◆ Your task: Could you write out the records below exactly as they appear?

◆ Material for this task:
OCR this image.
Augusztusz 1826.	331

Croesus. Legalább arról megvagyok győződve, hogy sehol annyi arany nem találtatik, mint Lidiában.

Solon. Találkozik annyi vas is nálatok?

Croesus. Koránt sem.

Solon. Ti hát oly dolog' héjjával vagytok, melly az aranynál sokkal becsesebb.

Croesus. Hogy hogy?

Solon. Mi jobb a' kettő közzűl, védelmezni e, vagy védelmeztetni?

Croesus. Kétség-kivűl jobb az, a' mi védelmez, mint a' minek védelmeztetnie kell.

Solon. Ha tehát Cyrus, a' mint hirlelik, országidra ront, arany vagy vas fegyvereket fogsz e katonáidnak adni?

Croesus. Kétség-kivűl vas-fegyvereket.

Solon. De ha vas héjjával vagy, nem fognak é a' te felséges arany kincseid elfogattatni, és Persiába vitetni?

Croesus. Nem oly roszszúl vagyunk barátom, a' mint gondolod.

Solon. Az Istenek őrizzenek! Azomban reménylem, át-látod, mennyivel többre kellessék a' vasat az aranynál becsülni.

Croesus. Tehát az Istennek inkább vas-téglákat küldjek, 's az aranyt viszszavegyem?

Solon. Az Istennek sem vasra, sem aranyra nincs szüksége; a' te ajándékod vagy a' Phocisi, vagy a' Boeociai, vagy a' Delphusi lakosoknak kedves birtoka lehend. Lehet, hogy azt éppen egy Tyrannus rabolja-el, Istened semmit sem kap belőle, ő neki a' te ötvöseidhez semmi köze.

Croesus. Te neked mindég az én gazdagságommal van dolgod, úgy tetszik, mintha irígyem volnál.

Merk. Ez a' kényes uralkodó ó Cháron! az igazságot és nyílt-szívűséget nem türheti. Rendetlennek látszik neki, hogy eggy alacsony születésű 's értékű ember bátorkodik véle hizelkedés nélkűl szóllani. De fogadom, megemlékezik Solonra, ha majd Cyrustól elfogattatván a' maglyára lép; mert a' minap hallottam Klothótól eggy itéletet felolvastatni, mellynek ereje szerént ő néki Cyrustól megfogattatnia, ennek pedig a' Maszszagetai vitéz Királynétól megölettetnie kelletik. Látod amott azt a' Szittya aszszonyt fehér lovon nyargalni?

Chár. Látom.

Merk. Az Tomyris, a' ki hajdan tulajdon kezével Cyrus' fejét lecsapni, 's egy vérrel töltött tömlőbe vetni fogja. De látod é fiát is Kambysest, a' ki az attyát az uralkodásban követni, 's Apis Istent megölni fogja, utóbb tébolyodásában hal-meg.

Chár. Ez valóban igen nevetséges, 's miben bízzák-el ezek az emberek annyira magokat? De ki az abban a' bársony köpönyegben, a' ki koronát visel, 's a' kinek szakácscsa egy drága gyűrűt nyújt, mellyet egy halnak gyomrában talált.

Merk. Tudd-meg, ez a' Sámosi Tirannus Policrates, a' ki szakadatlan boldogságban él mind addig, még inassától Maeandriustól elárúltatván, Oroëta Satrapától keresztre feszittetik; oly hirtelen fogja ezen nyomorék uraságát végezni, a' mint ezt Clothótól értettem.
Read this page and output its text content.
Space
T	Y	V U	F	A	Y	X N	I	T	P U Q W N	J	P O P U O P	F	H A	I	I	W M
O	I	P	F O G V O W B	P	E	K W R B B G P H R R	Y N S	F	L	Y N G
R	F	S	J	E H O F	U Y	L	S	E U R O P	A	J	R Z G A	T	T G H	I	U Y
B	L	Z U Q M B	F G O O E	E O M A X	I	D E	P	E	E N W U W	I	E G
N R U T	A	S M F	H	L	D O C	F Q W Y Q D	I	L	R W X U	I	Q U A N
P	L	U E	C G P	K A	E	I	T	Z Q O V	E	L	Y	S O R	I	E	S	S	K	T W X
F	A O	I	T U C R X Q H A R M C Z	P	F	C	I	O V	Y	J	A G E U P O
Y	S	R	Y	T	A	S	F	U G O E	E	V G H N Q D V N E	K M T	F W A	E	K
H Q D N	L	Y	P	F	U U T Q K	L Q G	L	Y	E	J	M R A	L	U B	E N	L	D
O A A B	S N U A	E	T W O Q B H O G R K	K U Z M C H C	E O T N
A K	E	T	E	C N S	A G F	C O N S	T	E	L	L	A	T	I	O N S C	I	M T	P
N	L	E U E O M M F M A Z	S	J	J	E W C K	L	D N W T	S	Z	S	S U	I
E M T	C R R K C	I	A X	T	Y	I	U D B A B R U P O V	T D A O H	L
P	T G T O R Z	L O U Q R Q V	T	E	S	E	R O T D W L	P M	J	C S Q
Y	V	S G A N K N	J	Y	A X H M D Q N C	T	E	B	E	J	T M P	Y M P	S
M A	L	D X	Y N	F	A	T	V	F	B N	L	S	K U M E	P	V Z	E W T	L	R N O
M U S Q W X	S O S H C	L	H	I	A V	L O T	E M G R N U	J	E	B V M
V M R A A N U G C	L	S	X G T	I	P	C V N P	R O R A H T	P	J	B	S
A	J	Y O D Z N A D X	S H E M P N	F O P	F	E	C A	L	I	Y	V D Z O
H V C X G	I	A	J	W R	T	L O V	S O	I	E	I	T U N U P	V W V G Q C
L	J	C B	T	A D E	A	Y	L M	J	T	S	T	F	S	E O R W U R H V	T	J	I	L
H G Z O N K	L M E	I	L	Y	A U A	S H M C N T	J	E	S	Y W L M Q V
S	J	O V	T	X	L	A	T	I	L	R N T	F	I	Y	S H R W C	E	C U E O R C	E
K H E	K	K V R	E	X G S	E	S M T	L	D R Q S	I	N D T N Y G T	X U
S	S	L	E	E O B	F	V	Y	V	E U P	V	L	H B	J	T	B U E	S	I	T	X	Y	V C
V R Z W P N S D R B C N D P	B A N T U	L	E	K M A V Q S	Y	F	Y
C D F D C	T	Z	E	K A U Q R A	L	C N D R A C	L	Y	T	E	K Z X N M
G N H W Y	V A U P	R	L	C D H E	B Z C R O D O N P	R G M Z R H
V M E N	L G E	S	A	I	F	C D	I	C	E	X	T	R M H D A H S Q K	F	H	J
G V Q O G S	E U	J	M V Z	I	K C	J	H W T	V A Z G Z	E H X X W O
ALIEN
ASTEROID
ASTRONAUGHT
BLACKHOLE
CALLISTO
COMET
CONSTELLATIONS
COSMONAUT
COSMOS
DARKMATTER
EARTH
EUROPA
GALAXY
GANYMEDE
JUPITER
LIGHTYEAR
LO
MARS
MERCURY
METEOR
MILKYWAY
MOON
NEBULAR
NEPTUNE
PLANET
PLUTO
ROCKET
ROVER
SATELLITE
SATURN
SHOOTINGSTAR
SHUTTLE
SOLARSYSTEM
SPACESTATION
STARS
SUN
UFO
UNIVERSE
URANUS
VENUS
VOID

◆ Response to the task:
OCR this image.
Augusztusz 1826.	331

Croesus. Legalább arról megvagyok győződve, hogy sehol annyi arany nem találtatik, mint Lidiában.

Solon. Találkozik annyi vas is nálatok?

Croesus. Koránt sem.

Solon. Ti hát oly dolog' héjjával vagytok, melly az aranynál sokkal becsesebb.

Croesus. Hogy hogy?

Solon. Mi jobb a' kettő közzűl, védelmezni e, vagy védelmeztetni?

Croesus. Kétség-kivűl jobb az, a' mi védelmez, mint a' minek védelmeztetnie kell.

Solon. Ha tehát Cyrus, a' mint hirlelik, országidra ront, arany vagy vas fegyvereket fogsz e katonáidnak adni?

Croesus. Kétség-kivűl vas-fegyvereket.

Solon. De ha vas héjjával vagy, nem fognak é a' te felséges arany kincseid elfogattatni, és Persiába vitetni?

Croesus. Nem oly roszszúl vagyunk barátom, a' mint gondolod.

Solon. Az Istenek őrizzenek! Azomban reménylem, át-látod, mennyivel többre kellessék a' vasat az aranynál becsülni.

Croesus. Tehát az Istennek inkább vas-téglákat küldjek, 's az aranyt viszszavegyem?

Solon. Az Istennek sem vasra, sem aranyra nincs szüksége; a' te ajándékod vagy a' Phocisi, vagy a' Boeociai, vagy a' Delphusi lakosoknak kedves birtoka lehend. Lehet, hogy azt éppen egy Tyrannus rabolja-el, Istened semmit sem kap belőle, ő neki a' te ötvöseidhez semmi köze.

Croesus. Te neked mindég az én gazdagságommal van dolgod, úgy tetszik, mintha irígyem volnál.

Merk. Ez a' kényes uralkodó ó Cháron! az igazságot és nyílt-szívűséget nem türheti. Rendetlennek látszik neki, hogy eggy alacsony születésű 's értékű ember bátorkodik véle hizelkedés nélkűl szóllani. De fogadom, megemlékezik Solonra, ha majd Cyrustól elfogattatván a' maglyára lép; mert a' minap hallottam Klothótól eggy itéletet felolvastatni, mellynek ereje szerént ő néki Cyrustól megfogattatnia, ennek pedig a' Maszszagetai vitéz Királynétól megölettetnie kelletik. Látod amott azt a' Szittya aszszonyt fehér lovon nyargalni?

Chár. Látom.

Merk. Az Tomyris, a' ki hajdan tulajdon kezével Cyrus' fejét lecsapni, 's egy vérrel töltött tömlőbe vetni fogja. De látod é fiát is Kambysest, a' ki az attyát az uralkodásban követni, 's Apis Istent megölni fogja, utóbb tébolyodásában hal-meg.

Chár. Ez valóban igen nevetséges, 's miben bízzák-el ezek az emberek annyira magokat? De ki az abban a' bársony köpönyegben, a' ki koronát visel, 's a' kinek szakácscsa egy drága gyűrűt nyújt, mellyet egy halnak gyomrában talált.

Merk. Tudd-meg, ez a' Sámosi Tirannus Policrates, a' ki szakadatlan boldogságban él mind addig, még inassától Maeandriustól elárúltatván, Oroëta Satrapától keresztre feszittetik; oly hirtelen fogja ezen nyomorék uraságát végezni, a' mint ezt Clothótól értettem.
Read this page and output its text content.
Space
T	Y	V U	F	A	Y	X N	I	T	P U Q W N	J	P O P U O P	F	H A	I	I	W M
O	I	P	F O G V O W B	P	E	K W R B B G P H R R	Y N S	F	L	Y N G
R	F	S	J	E H O F	U Y	L	S	E U R O P	A	J	R Z G A	T	T G H	I	U Y
B	L	Z U Q M B	F G O O E	E O M A X	I	D E	P	E	E N W U W	I	E G
N R U T	A	S M F	H	L	D O C	F Q W Y Q D	I	L	R W X U	I	Q U A N
P	L	U E	C G P	K A	E	I	T	Z Q O V	E	L	Y	S O R	I	E	S	S	K	T W X
F	A O	I	T U C R X Q H A R M C Z	P	F	C	I	O V	Y	J	A G E U P O
Y	S	R	Y	T	A	S	F	U G O E	E	V G H N Q D V N E	K M T	F W A	E	K
H Q D N	L	Y	P	F	U U T Q K	L Q G	L	Y	E	J	M R A	L	U B	E N	L	D
O A A B	S N U A	E	T W O Q B H O G R K	K U Z M C H C	E O T N
A K	E	T	E	C N S	A G F	C O N S	T	E	L	L	A	T	I	O N S C	I	M T	P
N	L	E U E O M M F M A Z	S	J	J	E W C K	L	D N W T	S	Z	S	S U	I
E M T	C R R K C	I	A X	T	Y	I	U D B A B R U P O V	T D A O H	L
P	T G T O R Z	L O U Q R Q V	T	E	S	E	R O T D W L	P M	J	C S Q
Y	V	S G A N K N	J	Y	A X H M D Q N C	T	E	B	E	J	T M P	Y M P	S
M A	L	D X	Y N	F	A	T	V	F	B N	L	S	K U M E	P	V Z	E W T	L	R N O
M U S Q W X	S O S H C	L	H	I	A V	L O T	E M G R N U	J	E	B V M
V M R A A N U G C	L	S	X G T	I	P	C V N P	R O R A H T	P	J	B	S
A	J	Y O D Z N A D X	S H E M P N	F O P	F	E	C A	L	I	Y	V D Z O
H V C X G	I	A	J	W R	T	L O V	S O	I	E	I	T U N U P	V W V G Q C
L	J	C B	T	A D E	A	Y	L M	J	T	S	T	F	S	E O R W U R H V	T	J	I	L
H G Z O N K	L M E	I	L	Y	A U A	S H M C N T	J	E	S	Y W L M Q V
S	J	O V	T	X	L	A	T	I	L	R N T	F	I	Y	S H R W C	E	C U E O R C	E
K H E	K	K V R	E	X G S	E	S M T	L	D R Q S	I	N D T N Y G T	X U
S	S	L	E	E O B	F	V	Y	V	E U P	V	L	H B	J	T	B U E	S	I	T	X	Y	V C
V R Z W P N S D R B C N D P	B A N T U	L	E	K M A V Q S	Y	F	Y
C D F D C	T	Z	E	K A U Q R A	L	C N D R A C	L	Y	T	E	K Z X N M
G N H W Y	V A U P	R	L	C D H E	B Z C R O D O N P	R G M Z R H
V M E N	L G E	S	A	I	F	C D	I	C	E	X	T	R M H D A H S Q K	F	H	J
G V Q O G S	E U	J	M V Z	I	K C	J	H W T	V A Z G Z	E H X X W O
ALIEN
ASTEROID
ASTRONAUGHT
BLACKHOLE
CALLISTO
COMET
CONSTELLATIONS
COSMONAUT
COSMOS
DARKMATTER
EARTH
EUROPA
GALAXY
GANYMEDE
JUPITER
LIGHTYEAR
LO
MARS
MERCURY
METEOR
MILKYWAY
MOON
NEBULAR
NEPTUNE
PLANET
PLUTO
ROCKET
ROVER
SATELLITE
SATURN
SHOOTINGSTAR
SHUTTLE
SOLARSYSTEM
SPACESTATION
STARS
SUN
UFO
UNIVERSE
URANUS
VENUS
VOID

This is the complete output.